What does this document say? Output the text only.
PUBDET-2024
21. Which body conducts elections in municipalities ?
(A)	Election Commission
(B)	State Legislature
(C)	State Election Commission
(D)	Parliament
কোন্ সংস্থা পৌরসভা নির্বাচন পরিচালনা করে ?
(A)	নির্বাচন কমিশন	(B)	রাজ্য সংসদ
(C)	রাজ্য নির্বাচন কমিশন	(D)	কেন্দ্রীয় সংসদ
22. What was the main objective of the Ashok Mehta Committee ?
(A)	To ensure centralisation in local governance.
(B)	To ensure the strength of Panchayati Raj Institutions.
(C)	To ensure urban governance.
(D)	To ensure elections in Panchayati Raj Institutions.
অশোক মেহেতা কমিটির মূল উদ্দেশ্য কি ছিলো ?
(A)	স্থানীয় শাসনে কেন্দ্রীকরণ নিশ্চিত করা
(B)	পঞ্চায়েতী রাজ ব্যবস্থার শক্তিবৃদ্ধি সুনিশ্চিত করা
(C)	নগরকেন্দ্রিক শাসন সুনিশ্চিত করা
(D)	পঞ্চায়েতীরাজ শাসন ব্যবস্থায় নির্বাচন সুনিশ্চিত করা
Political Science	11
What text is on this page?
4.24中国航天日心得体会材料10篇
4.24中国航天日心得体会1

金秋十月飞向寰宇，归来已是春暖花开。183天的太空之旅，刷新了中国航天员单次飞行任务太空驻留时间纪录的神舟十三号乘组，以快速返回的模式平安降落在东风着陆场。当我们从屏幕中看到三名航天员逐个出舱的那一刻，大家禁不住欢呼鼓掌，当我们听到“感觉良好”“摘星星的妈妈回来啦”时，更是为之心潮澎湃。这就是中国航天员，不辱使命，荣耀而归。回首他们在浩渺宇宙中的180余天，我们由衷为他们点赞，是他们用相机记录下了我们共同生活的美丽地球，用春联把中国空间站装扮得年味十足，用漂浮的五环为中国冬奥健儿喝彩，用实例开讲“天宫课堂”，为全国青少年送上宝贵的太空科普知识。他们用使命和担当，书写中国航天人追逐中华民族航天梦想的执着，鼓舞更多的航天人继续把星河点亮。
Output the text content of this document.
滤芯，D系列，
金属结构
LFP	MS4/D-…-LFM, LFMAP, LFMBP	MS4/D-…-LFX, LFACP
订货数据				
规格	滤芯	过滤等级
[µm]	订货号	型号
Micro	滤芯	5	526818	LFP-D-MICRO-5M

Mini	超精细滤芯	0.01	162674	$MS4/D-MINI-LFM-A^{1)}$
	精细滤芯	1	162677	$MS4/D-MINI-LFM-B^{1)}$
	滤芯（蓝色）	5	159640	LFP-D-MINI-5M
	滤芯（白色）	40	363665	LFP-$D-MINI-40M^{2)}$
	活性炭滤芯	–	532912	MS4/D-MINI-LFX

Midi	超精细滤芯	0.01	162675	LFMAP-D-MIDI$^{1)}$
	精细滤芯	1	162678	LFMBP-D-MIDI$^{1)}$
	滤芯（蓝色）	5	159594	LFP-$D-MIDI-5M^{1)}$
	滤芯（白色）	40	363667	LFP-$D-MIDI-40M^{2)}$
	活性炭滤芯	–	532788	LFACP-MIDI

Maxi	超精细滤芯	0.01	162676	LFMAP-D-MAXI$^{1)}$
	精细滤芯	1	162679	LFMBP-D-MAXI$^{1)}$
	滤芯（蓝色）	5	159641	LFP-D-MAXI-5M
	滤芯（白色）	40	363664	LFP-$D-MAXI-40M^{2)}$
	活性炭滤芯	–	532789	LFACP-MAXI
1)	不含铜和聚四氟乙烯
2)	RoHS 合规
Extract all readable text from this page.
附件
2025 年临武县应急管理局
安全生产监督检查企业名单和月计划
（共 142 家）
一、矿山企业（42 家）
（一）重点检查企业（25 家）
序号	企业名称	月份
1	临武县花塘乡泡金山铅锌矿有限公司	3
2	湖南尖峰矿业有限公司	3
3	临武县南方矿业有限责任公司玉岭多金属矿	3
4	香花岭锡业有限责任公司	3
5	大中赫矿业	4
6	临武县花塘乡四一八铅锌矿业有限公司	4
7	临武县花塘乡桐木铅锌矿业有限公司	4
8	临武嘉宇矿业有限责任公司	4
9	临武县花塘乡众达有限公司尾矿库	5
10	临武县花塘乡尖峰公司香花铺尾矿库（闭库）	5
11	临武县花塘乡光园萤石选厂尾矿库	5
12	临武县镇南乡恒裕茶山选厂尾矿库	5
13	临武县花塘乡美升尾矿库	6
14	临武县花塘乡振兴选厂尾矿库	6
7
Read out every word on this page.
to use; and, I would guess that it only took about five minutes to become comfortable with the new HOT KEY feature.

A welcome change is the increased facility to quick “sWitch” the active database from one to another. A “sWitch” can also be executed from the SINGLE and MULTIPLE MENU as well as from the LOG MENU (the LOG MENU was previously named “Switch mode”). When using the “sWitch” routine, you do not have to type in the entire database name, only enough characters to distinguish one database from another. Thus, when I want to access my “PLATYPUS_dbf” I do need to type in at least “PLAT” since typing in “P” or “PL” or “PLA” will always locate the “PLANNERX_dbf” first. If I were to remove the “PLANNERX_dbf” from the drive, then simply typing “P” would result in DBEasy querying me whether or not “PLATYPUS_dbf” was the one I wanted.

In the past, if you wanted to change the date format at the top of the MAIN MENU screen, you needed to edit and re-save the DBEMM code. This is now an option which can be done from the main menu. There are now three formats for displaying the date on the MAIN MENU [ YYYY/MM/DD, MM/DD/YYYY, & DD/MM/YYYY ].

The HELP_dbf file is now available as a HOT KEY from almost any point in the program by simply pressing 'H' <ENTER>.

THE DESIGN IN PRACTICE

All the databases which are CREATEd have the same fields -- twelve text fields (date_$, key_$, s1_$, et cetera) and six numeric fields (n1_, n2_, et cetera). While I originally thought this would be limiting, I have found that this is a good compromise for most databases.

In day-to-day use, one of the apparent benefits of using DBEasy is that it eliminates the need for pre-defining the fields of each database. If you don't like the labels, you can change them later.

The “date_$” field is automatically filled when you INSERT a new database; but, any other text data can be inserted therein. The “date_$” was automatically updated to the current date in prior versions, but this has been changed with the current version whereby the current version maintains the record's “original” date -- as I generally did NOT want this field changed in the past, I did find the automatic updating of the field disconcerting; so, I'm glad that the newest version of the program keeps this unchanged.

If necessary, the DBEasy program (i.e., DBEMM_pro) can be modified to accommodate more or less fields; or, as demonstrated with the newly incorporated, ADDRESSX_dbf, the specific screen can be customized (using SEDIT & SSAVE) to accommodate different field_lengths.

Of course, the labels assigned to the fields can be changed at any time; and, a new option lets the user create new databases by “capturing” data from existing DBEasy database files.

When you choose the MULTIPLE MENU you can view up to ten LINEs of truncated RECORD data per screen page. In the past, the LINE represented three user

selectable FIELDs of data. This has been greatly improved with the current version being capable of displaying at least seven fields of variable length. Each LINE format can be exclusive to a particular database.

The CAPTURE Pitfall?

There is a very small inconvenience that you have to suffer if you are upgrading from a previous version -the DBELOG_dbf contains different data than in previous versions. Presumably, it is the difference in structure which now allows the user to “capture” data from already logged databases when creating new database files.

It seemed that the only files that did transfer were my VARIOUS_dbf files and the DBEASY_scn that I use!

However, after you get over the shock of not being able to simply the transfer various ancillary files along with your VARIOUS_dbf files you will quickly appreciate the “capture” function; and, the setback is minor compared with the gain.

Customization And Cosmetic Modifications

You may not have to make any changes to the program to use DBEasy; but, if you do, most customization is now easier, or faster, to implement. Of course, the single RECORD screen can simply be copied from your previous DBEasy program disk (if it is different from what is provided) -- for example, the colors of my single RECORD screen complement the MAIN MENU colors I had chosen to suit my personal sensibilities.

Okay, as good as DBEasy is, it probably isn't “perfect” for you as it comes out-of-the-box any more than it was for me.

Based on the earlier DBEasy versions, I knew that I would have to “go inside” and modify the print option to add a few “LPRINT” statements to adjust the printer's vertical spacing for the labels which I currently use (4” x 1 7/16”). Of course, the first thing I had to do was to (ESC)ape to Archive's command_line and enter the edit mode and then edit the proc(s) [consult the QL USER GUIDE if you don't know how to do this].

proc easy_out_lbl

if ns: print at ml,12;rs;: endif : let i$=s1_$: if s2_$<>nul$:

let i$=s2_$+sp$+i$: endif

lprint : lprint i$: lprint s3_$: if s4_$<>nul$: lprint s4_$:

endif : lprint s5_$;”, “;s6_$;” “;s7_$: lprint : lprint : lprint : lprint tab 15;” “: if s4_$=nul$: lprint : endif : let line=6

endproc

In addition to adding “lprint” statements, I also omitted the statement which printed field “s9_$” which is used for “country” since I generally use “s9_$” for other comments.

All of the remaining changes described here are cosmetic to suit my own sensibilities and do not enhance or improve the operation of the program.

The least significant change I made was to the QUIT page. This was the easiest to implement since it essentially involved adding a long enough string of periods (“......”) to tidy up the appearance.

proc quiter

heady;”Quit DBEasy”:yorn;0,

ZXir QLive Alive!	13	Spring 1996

» **Exercise**: Pull every line containing "MINI" out of the data above.

» **Solution**:
Mini	超精细滤芯	0.01	162674	$MS4/D-MINI-LFM-A^{1)}$
	精细滤芯	1	162677	$MS4/D-MINI-LFM-B^{1)}$
	滤芯（蓝色）	5	159640	LFP-D-MINI-5M
	滤芯（白色）	40	363665	LFP-$D-MINI-40M^{2)}$
	活性炭滤芯	–	532912	MS4/D-MINI-LFX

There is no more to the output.